Retype the whole listing below, character for character.

* DATASET
++++++++++

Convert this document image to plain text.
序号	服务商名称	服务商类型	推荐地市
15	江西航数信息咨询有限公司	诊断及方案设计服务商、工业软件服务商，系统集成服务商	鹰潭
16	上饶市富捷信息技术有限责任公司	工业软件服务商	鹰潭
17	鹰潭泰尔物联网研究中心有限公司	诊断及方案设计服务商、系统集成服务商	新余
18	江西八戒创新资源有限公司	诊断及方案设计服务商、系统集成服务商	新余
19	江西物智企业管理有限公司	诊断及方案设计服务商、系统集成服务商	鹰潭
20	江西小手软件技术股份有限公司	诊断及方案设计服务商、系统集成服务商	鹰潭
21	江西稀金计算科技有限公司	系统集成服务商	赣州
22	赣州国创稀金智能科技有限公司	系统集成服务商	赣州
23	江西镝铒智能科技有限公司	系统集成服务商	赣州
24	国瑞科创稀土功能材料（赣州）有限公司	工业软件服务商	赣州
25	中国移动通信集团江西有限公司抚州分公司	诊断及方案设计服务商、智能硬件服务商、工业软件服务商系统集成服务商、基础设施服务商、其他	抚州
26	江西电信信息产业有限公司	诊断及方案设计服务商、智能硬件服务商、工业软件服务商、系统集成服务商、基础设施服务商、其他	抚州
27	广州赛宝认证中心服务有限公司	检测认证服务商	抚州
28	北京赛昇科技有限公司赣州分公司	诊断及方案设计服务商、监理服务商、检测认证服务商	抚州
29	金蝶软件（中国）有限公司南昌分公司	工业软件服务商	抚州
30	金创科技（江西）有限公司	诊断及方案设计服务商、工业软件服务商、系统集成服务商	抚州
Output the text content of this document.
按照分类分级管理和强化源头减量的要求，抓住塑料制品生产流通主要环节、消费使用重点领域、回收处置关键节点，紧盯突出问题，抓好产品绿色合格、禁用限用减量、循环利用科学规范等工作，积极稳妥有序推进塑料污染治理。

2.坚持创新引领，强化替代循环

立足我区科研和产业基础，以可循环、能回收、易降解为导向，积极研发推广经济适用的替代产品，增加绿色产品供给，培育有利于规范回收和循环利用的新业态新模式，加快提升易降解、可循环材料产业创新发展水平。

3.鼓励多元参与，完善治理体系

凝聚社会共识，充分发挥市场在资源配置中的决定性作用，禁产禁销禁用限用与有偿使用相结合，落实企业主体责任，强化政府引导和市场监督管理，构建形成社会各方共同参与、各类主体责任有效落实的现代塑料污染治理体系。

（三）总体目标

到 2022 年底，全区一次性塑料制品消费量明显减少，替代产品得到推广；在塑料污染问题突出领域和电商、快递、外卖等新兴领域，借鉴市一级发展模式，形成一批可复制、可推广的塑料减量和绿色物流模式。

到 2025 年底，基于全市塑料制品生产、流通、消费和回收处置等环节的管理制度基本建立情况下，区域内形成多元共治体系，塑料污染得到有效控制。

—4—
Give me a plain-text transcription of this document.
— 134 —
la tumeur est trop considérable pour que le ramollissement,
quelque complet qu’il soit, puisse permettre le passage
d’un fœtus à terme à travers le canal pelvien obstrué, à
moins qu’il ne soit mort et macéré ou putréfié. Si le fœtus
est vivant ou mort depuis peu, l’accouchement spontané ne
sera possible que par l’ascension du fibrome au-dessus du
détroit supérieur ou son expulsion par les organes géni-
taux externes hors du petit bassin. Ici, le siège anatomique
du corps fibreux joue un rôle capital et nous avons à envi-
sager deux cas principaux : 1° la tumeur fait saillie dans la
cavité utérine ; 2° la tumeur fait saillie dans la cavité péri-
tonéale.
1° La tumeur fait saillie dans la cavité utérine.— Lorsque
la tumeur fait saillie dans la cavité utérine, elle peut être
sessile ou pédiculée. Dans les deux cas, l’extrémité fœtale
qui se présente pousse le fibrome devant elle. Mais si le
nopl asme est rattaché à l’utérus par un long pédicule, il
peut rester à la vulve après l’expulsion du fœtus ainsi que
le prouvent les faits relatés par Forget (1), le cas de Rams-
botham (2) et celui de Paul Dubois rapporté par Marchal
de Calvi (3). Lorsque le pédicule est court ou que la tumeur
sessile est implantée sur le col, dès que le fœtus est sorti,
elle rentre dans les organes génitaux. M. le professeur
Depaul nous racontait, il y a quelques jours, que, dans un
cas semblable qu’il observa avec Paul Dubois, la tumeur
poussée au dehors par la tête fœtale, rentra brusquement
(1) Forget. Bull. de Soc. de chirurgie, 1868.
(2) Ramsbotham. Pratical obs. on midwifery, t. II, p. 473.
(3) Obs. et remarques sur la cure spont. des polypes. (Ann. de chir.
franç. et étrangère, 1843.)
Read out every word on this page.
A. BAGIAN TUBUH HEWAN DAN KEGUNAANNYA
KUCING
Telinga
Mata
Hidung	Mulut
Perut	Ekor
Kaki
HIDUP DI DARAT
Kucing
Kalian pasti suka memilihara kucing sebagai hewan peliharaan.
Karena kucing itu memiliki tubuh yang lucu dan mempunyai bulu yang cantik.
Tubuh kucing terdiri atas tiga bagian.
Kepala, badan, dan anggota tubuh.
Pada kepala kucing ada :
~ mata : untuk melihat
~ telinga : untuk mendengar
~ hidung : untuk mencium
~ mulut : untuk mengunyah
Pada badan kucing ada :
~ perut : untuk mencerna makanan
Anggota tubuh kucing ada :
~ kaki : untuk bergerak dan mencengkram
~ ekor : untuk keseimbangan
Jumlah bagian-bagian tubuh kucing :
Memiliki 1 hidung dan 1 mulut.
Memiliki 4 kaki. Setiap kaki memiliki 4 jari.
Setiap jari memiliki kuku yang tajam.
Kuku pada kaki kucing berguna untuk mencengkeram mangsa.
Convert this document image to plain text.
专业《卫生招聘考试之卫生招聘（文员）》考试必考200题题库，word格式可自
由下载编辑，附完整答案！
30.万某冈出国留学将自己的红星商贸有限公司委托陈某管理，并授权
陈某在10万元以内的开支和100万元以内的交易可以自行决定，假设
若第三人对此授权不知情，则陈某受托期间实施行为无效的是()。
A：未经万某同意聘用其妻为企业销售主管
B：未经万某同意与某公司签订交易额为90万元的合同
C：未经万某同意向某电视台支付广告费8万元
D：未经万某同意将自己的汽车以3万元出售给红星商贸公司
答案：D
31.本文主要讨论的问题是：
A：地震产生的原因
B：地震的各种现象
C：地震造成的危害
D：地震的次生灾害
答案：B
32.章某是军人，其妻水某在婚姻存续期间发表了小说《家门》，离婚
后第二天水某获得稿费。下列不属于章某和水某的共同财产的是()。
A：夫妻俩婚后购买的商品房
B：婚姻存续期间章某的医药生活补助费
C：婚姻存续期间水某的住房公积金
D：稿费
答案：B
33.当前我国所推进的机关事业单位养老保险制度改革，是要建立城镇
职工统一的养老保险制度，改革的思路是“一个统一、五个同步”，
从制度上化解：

++++++++++

* ANSWER TO THIS PROBLEM
Convert this document image to plain text.
序号	服务商名称	服务商类型	推荐地市
15	江西航数信息咨询有限公司	诊断及方案设计服务商、工业软件服务商，系统集成服务商	鹰潭
16	上饶市富捷信息技术有限责任公司	工业软件服务商	鹰潭
17	鹰潭泰尔物联网研究中心有限公司	诊断及方案设计服务商、系统集成服务商	新余
18	江西八戒创新资源有限公司	诊断及方案设计服务商、系统集成服务商	新余
19	江西物智企业管理有限公司	诊断及方案设计服务商、系统集成服务商	鹰潭
20	江西小手软件技术股份有限公司	诊断及方案设计服务商、系统集成服务商	鹰潭
21	江西稀金计算科技有限公司	系统集成服务商	赣州
22	赣州国创稀金智能科技有限公司	系统集成服务商	赣州
23	江西镝铒智能科技有限公司	系统集成服务商	赣州
24	国瑞科创稀土功能材料（赣州）有限公司	工业软件服务商	赣州
25	中国移动通信集团江西有限公司抚州分公司	诊断及方案设计服务商、智能硬件服务商、工业软件服务商系统集成服务商、基础设施服务商、其他	抚州
26	江西电信信息产业有限公司	诊断及方案设计服务商、智能硬件服务商、工业软件服务商、系统集成服务商、基础设施服务商、其他	抚州
27	广州赛宝认证中心服务有限公司	检测认证服务商	抚州
28	北京赛昇科技有限公司赣州分公司	诊断及方案设计服务商、监理服务商、检测认证服务商	抚州
29	金蝶软件（中国）有限公司南昌分公司	工业软件服务商	抚州
30	金创科技（江西）有限公司	诊断及方案设计服务商、工业软件服务商、系统集成服务商	抚州
Output the text content of this document.
按照分类分级管理和强化源头减量的要求，抓住塑料制品生产流通主要环节、消费使用重点领域、回收处置关键节点，紧盯突出问题，抓好产品绿色合格、禁用限用减量、循环利用科学规范等工作，积极稳妥有序推进塑料污染治理。

2.坚持创新引领，强化替代循环

立足我区科研和产业基础，以可循环、能回收、易降解为导向，积极研发推广经济适用的替代产品，增加绿色产品供给，培育有利于规范回收和循环利用的新业态新模式，加快提升易降解、可循环材料产业创新发展水平。

3.鼓励多元参与，完善治理体系

凝聚社会共识，充分发挥市场在资源配置中的决定性作用，禁产禁销禁用限用与有偿使用相结合，落实企业主体责任，强化政府引导和市场监督管理，构建形成社会各方共同参与、各类主体责任有效落实的现代塑料污染治理体系。

（三）总体目标

到 2022 年底，全区一次性塑料制品消费量明显减少，替代产品得到推广；在塑料污染问题突出领域和电商、快递、外卖等新兴领域，借鉴市一级发展模式，形成一批可复制、可推广的塑料减量和绿色物流模式。

到 2025 年底，基于全市塑料制品生产、流通、消费和回收处置等环节的管理制度基本建立情况下，区域内形成多元共治体系，塑料污染得到有效控制。

—4—
Give me a plain-text transcription of this document.
— 134 —
la tumeur est trop considérable pour que le ramollissement,
quelque complet qu’il soit, puisse permettre le passage
d’un fœtus à terme à travers le canal pelvien obstrué, à
moins qu’il ne soit mort et macéré ou putréfié. Si le fœtus
est vivant ou mort depuis peu, l’accouchement spontané ne
sera possible que par l’ascension du fibrome au-dessus du
détroit supérieur ou son expulsion par les organes géni-
taux externes hors du petit bassin. Ici, le siège anatomique
du corps fibreux joue un rôle capital et nous avons à envi-
sager deux cas principaux : 1° la tumeur fait saillie dans la
cavité utérine ; 2° la tumeur fait saillie dans la cavité péri-
tonéale.
1° La tumeur fait saillie dans la cavité utérine.— Lorsque
la tumeur fait saillie dans la cavité utérine, elle peut être
sessile ou pédiculée. Dans les deux cas, l’extrémité fœtale
qui se présente pousse le fibrome devant elle. Mais si le
nopl asme est rattaché à l’utérus par un long pédicule, il
peut rester à la vulve après l’expulsion du fœtus ainsi que
le prouvent les faits relatés par Forget (1), le cas de Rams-
botham (2) et celui de Paul Dubois rapporté par Marchal
de Calvi (3). Lorsque le pédicule est court ou que la tumeur
sessile est implantée sur le col, dès que le fœtus est sorti,
elle rentre dans les organes génitaux. M. le professeur
Depaul nous racontait, il y a quelques jours, que, dans un
cas semblable qu’il observa avec Paul Dubois, la tumeur
poussée au dehors par la tête fœtale, rentra brusquement
(1) Forget. Bull. de Soc. de chirurgie, 1868.
(2) Ramsbotham. Pratical obs. on midwifery, t. II, p. 473.
(3) Obs. et remarques sur la cure spont. des polypes. (Ann. de chir.
franç. et étrangère, 1843.)
Read out every word on this page.
A. BAGIAN TUBUH HEWAN DAN KEGUNAANNYA
KUCING
Telinga
Mata
Hidung	Mulut
Perut	Ekor
Kaki
HIDUP DI DARAT
Kucing
Kalian pasti suka memilihara kucing sebagai hewan peliharaan.
Karena kucing itu memiliki tubuh yang lucu dan mempunyai bulu yang cantik.
Tubuh kucing terdiri atas tiga bagian.
Kepala, badan, dan anggota tubuh.
Pada kepala kucing ada :
~ mata : untuk melihat
~ telinga : untuk mendengar
~ hidung : untuk mencium
~ mulut : untuk mengunyah
Pada badan kucing ada :
~ perut : untuk mencerna makanan
Anggota tubuh kucing ada :
~ kaki : untuk bergerak dan mencengkram
~ ekor : untuk keseimbangan
Jumlah bagian-bagian tubuh kucing :
Memiliki 1 hidung dan 1 mulut.
Memiliki 4 kaki. Setiap kaki memiliki 4 jari.
Setiap jari memiliki kuku yang tajam.
Kuku pada kaki kucing berguna untuk mencengkeram mangsa.
Convert this document image to plain text.
专业《卫生招聘考试之卫生招聘（文员）》考试必考200题题库，word格式可自
由下载编辑，附完整答案！
30.万某冈出国留学将自己的红星商贸有限公司委托陈某管理，并授权
陈某在10万元以内的开支和100万元以内的交易可以自行决定，假设
若第三人对此授权不知情，则陈某受托期间实施行为无效的是()。
A：未经万某同意聘用其妻为企业销售主管
B：未经万某同意与某公司签订交易额为90万元的合同
C：未经万某同意向某电视台支付广告费8万元
D：未经万某同意将自己的汽车以3万元出售给红星商贸公司
答案：D
31.本文主要讨论的问题是：
A：地震产生的原因
B：地震的各种现象
C：地震造成的危害
D：地震的次生灾害
答案：B
32.章某是军人，其妻水某在婚姻存续期间发表了小说《家门》，离婚
后第二天水某获得稿费。下列不属于章某和水某的共同财产的是()。
A：夫妻俩婚后购买的商品房
B：婚姻存续期间章某的医药生活补助费
C：婚姻存续期间水某的住房公积金
D：稿费
答案：B
33.当前我国所推进的机关事业单位养老保险制度改革，是要建立城镇
职工统一的养老保险制度，改革的思路是“一个统一、五个同步”，
从制度上化解：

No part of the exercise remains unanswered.